◆ DATA EXTRACT ◆
-- start --

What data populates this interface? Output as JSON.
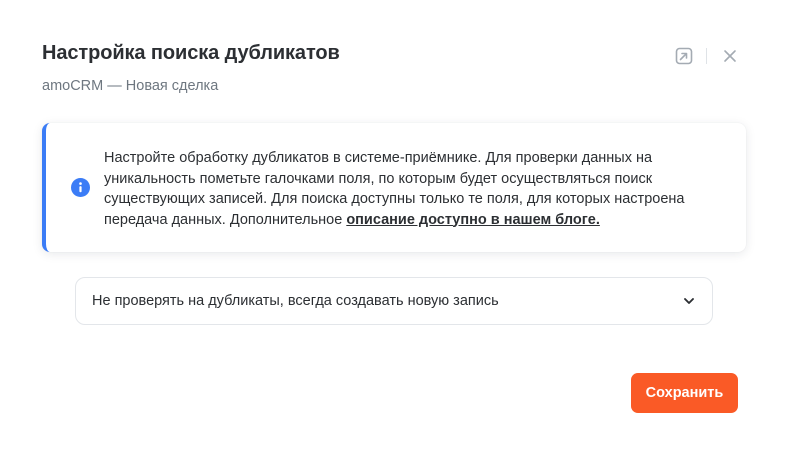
{
  "modal": {
    "title": "Настройка поиска дубликатов",
    "subtitle": "amoCRM — Новая сделка"
  },
  "header_actions": {
    "open_icon": "open-external-icon",
    "close_icon": "close-icon"
  },
  "info": {
    "icon": "info-icon",
    "text": "Настройте обработку дубликатов в системе-приёмнике. Для проверки данных на уникальность пометьте галочками поля, по которым будет осуществляться поиск существующих записей. Для поиска доступны только те поля, для которых настроена передача данных. Дополнительное ",
    "link_text": "описание доступно в нашем блоге.",
    "accent_color": "#3b7cf6"
  },
  "duplicate_select": {
    "value": "Не проверять на дубликаты, всегда создавать новую запись",
    "icon": "chevron-down-icon"
  },
  "footer": {
    "save_label": "Сохранить",
    "save_color": "#fa5a26"
  }
}
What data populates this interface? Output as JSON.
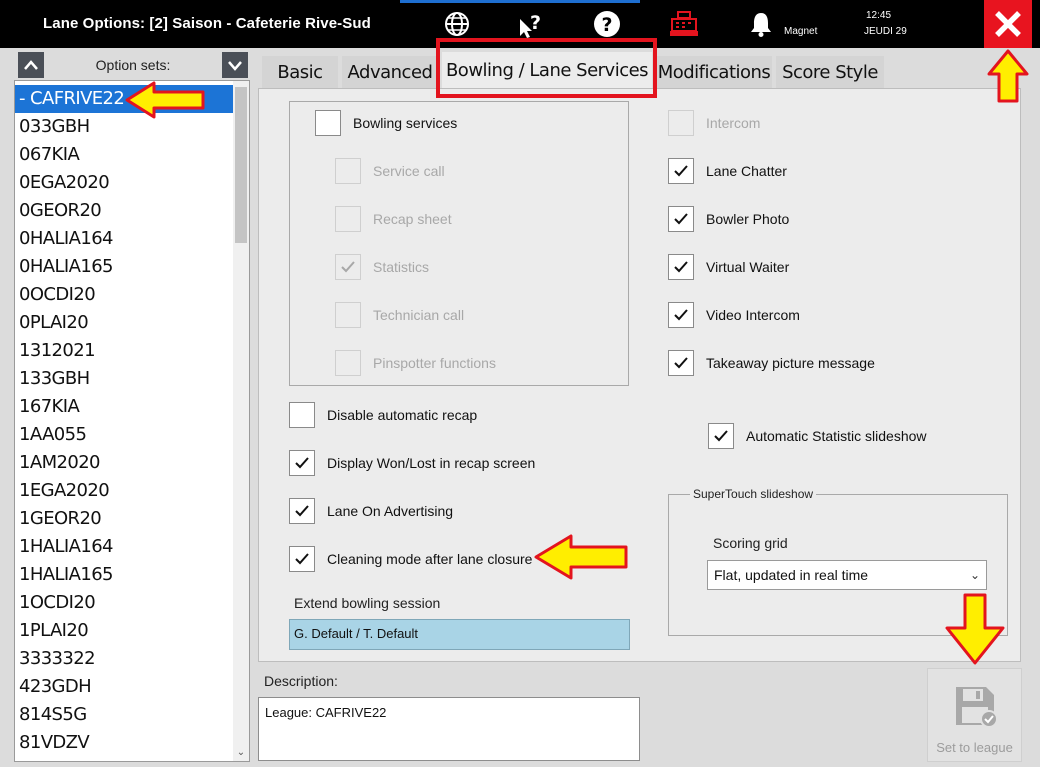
{
  "window": {
    "title": "Lane Options: [2] Saison - Cafeterie Rive-Sud",
    "magnet_label": "Magnet",
    "time": "12:45",
    "date": "JEUDI 29"
  },
  "option_sets": {
    "label": "Option sets:",
    "items": [
      "- CAFRIVE22",
      "033GBH",
      "067KIA",
      "0EGA2020",
      "0GEOR20",
      "0HALIA164",
      "0HALIA165",
      "0OCDI20",
      "0PLAI20",
      "1312021",
      "133GBH",
      "167KIA",
      "1AA055",
      "1AM2020",
      "1EGA2020",
      "1GEOR20",
      "1HALIA164",
      "1HALIA165",
      "1OCDI20",
      "1PLAI20",
      "3333322",
      "423GDH",
      "814S5G",
      "81VDZV"
    ],
    "selected_index": 0
  },
  "tabs": [
    "Basic",
    "Advanced",
    "Bowling / Lane Services",
    "Modifications",
    "Score Style"
  ],
  "active_tab": "Bowling / Lane Services",
  "bowling": {
    "bowling_services": "Bowling services",
    "service_call": "Service call",
    "recap_sheet": "Recap sheet",
    "statistics": "Statistics",
    "technician_call": "Technician call",
    "pinspotter_functions": "Pinspotter functions",
    "disable_auto_recap": "Disable automatic recap",
    "display_won_lost": "Display Won/Lost in recap screen",
    "lane_on_advertising": "Lane On Advertising",
    "cleaning_mode": "Cleaning mode after lane closure",
    "extend_session_label": "Extend bowling session",
    "extend_session_value": "G. Default / T. Default"
  },
  "lane": {
    "intercom": "Intercom",
    "lane_chatter": "Lane Chatter",
    "bowler_photo": "Bowler Photo",
    "virtual_waiter": "Virtual Waiter",
    "video_intercom": "Video Intercom",
    "takeaway_picture": "Takeaway picture message",
    "auto_stat_slideshow": "Automatic Statistic slideshow",
    "supertouch_legend": "SuperTouch slideshow",
    "scoring_grid_label": "Scoring grid",
    "scoring_grid_value": "Flat, updated in real time"
  },
  "description": {
    "label": "Description:",
    "value": "League: CAFRIVE22"
  },
  "set_to_league": "Set to league",
  "colors": {
    "titlebar": "#000000",
    "close_button": "#e8141f",
    "selection": "#1c74d6",
    "highlight": "#e3141e",
    "arrow_fill": "#ffee00",
    "arrow_stroke": "#e3141e"
  }
}
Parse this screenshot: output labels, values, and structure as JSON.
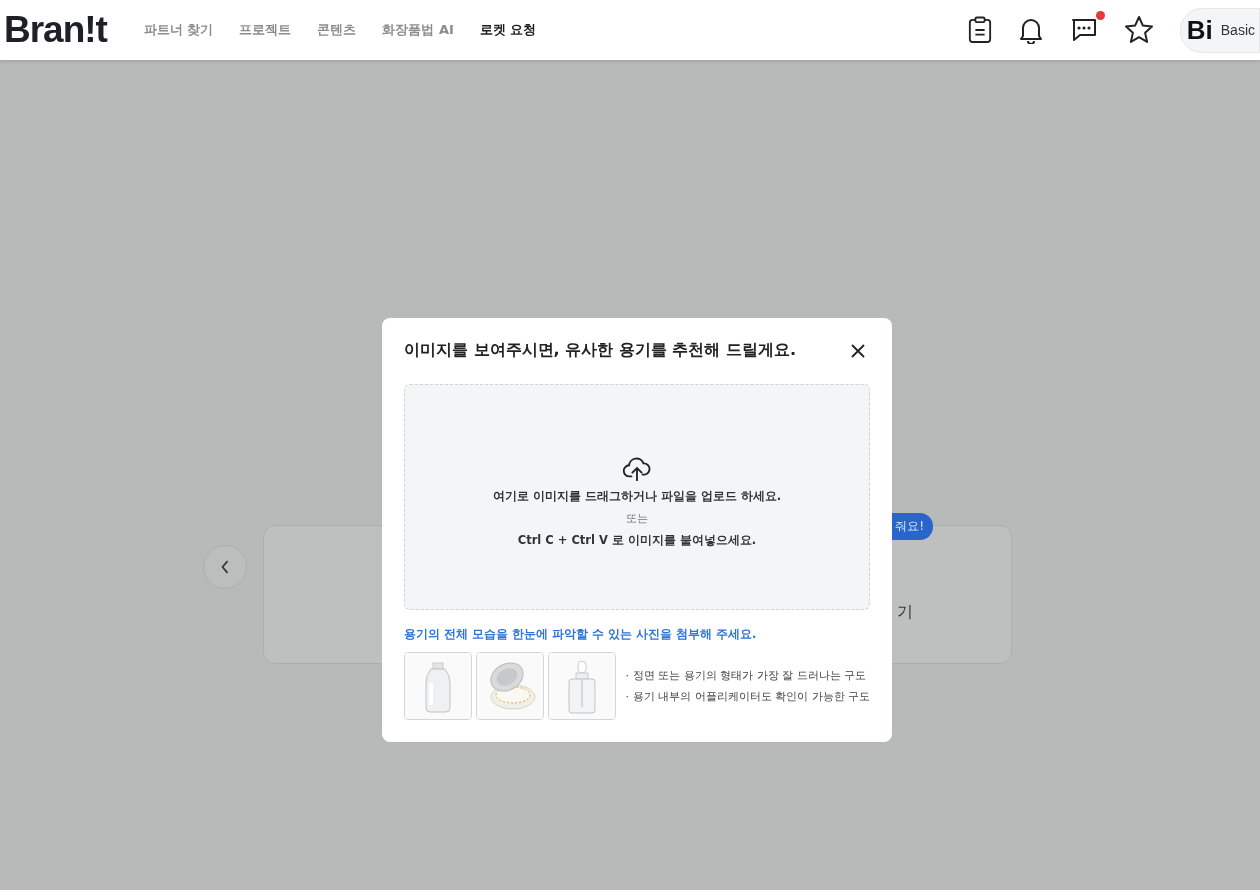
{
  "header": {
    "logo": "Bran!t",
    "nav": [
      {
        "label": "파트너 찾기",
        "selected": false
      },
      {
        "label": "프로젝트",
        "selected": false
      },
      {
        "label": "콘텐츠",
        "selected": false
      },
      {
        "label": "화장품법 AI",
        "selected": false
      },
      {
        "label": "로켓 요청",
        "selected": true
      }
    ],
    "messages_unread": true,
    "profile": {
      "initials": "Bi",
      "plan": "Basic"
    }
  },
  "background": {
    "badge": "줘요!",
    "card_text": "기"
  },
  "modal": {
    "title": "이미지를 보여주시면, 유사한 용기를 추천해 드릴게요.",
    "dropzone": {
      "line_1": "여기로 이미지를 드래그하거나 파일을 업로드 하세요.",
      "line_2": "또는",
      "line_3": "Ctrl C + Ctrl V 로 이미지를 붙여넣으세요."
    },
    "hint": "용기의 전체 모습을 한눈에 파악할 수 있는 사진을 첨부해 주세요.",
    "examples": [
      {
        "kind": "picture"
      },
      {
        "kind": "picture"
      },
      {
        "kind": "picture"
      }
    ],
    "tips": [
      "· 정면 또는 용기의 형태가 가장 잘 드러나는 구도",
      "· 용기 내부의 어플리케이터도 확인이 가능한 구도"
    ]
  }
}
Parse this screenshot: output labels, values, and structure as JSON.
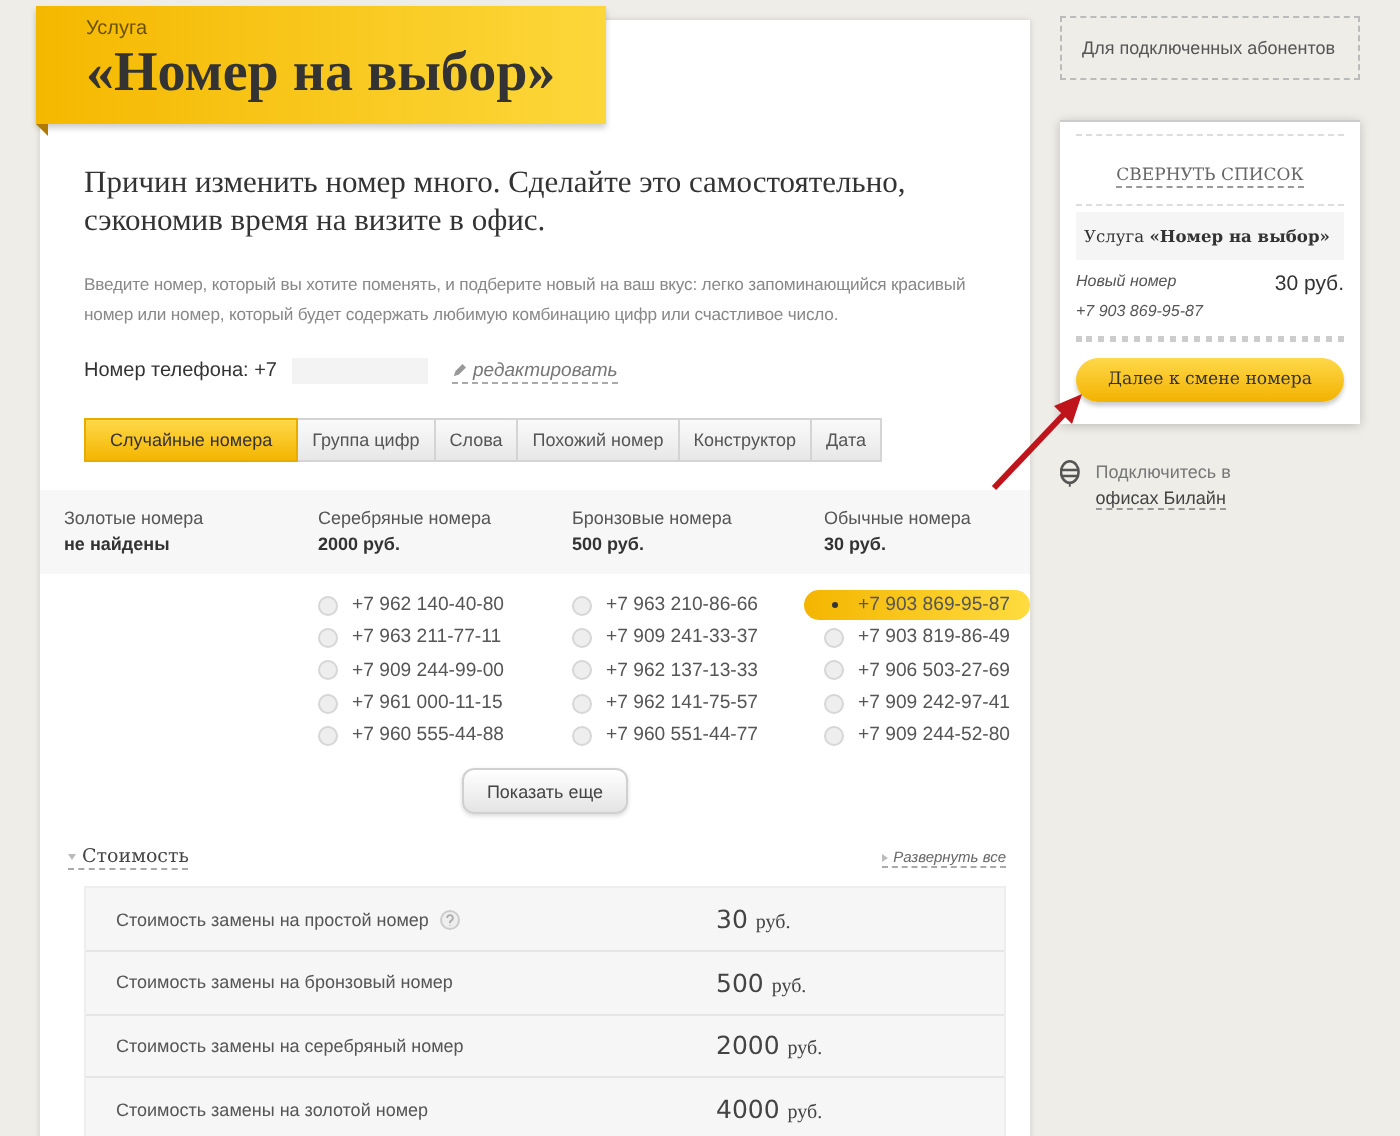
{
  "banner": {
    "label": "Услуга",
    "title": "«Номер на выбор»"
  },
  "lead": "Причин изменить номер много. Сделайте это самостоятельно, сэкономив время на визите в офис.",
  "description": "Введите номер, который вы хотите поменять, и подберите новый на ваш вкус: легко запоминающийся красивый номер или номер, который будет содержать любимую комбинацию цифр или счастливое число.",
  "phone": {
    "label": "Номер телефона: +7",
    "edit_link": "редактировать"
  },
  "tabs": [
    {
      "label": "Случайные номера",
      "selected": true
    },
    {
      "label": "Группа цифр",
      "selected": false
    },
    {
      "label": "Слова",
      "selected": false
    },
    {
      "label": "Похожий номер",
      "selected": false
    },
    {
      "label": "Конструктор",
      "selected": false
    },
    {
      "label": "Дата",
      "selected": false
    }
  ],
  "number_groups": [
    {
      "title": "Золотые номера",
      "price": "не найдены"
    },
    {
      "title": "Серебряные номера",
      "price": "2000 руб.",
      "numbers": [
        {
          "number": "+7 962 140-40-80",
          "selected": false
        },
        {
          "number": "+7 963 211-77-11",
          "selected": false
        },
        {
          "number": "+7 909 244-99-00",
          "selected": false
        },
        {
          "number": "+7 961 000-11-15",
          "selected": false
        },
        {
          "number": "+7 960 555-44-88",
          "selected": false
        }
      ]
    },
    {
      "title": "Бронзовые номера",
      "price": "500 руб.",
      "numbers": [
        {
          "number": "+7 963 210-86-66",
          "selected": false
        },
        {
          "number": "+7 909 241-33-37",
          "selected": false
        },
        {
          "number": "+7 962 137-13-33",
          "selected": false
        },
        {
          "number": "+7 962 141-75-57",
          "selected": false
        },
        {
          "number": "+7 960 551-44-77",
          "selected": false
        }
      ]
    },
    {
      "title": "Обычные номера",
      "price": "30 руб.",
      "numbers": [
        {
          "number": "+7 903 869-95-87",
          "selected": true
        },
        {
          "number": "+7 903 819-86-49",
          "selected": false
        },
        {
          "number": "+7 906 503-27-69",
          "selected": false
        },
        {
          "number": "+7 909 242-97-41",
          "selected": false
        },
        {
          "number": "+7 909 244-52-80",
          "selected": false
        }
      ]
    }
  ],
  "show_more": "Показать еще",
  "cost_section": {
    "title": "Стоимость",
    "expand_link": "Развернуть все",
    "rows": [
      {
        "label": "Стоимость замены на простой номер",
        "help": true,
        "amount": "30",
        "currency": "руб."
      },
      {
        "label": "Стоимость замены на бронзовый номер",
        "help": false,
        "amount": "500",
        "currency": "руб."
      },
      {
        "label": "Стоимость замены на серебряный номер",
        "help": false,
        "amount": "2000",
        "currency": "руб."
      },
      {
        "label": "Стоимость замены на золотой номер",
        "help": false,
        "amount": "4000",
        "currency": "руб."
      }
    ]
  },
  "sidebar": {
    "subscriber_link": "Для подключенных абонентов",
    "collapse_link": "СВЕРНУТЬ СПИСОК",
    "service": "Услуга **«Номер на выбор»**",
    "new_number_label": "Новый номер",
    "new_number": "+7 903 869-95-87",
    "price": "30 руб.",
    "next_button": "Далее к смене номера",
    "offices_text": "Подключитесь в",
    "offices_link": "офисах Билайн"
  }
}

-- end --

Return all lines containing the word "Услуга".

    "label": "Услуга",
    "service": "Услуга **«Номер на выбор»**",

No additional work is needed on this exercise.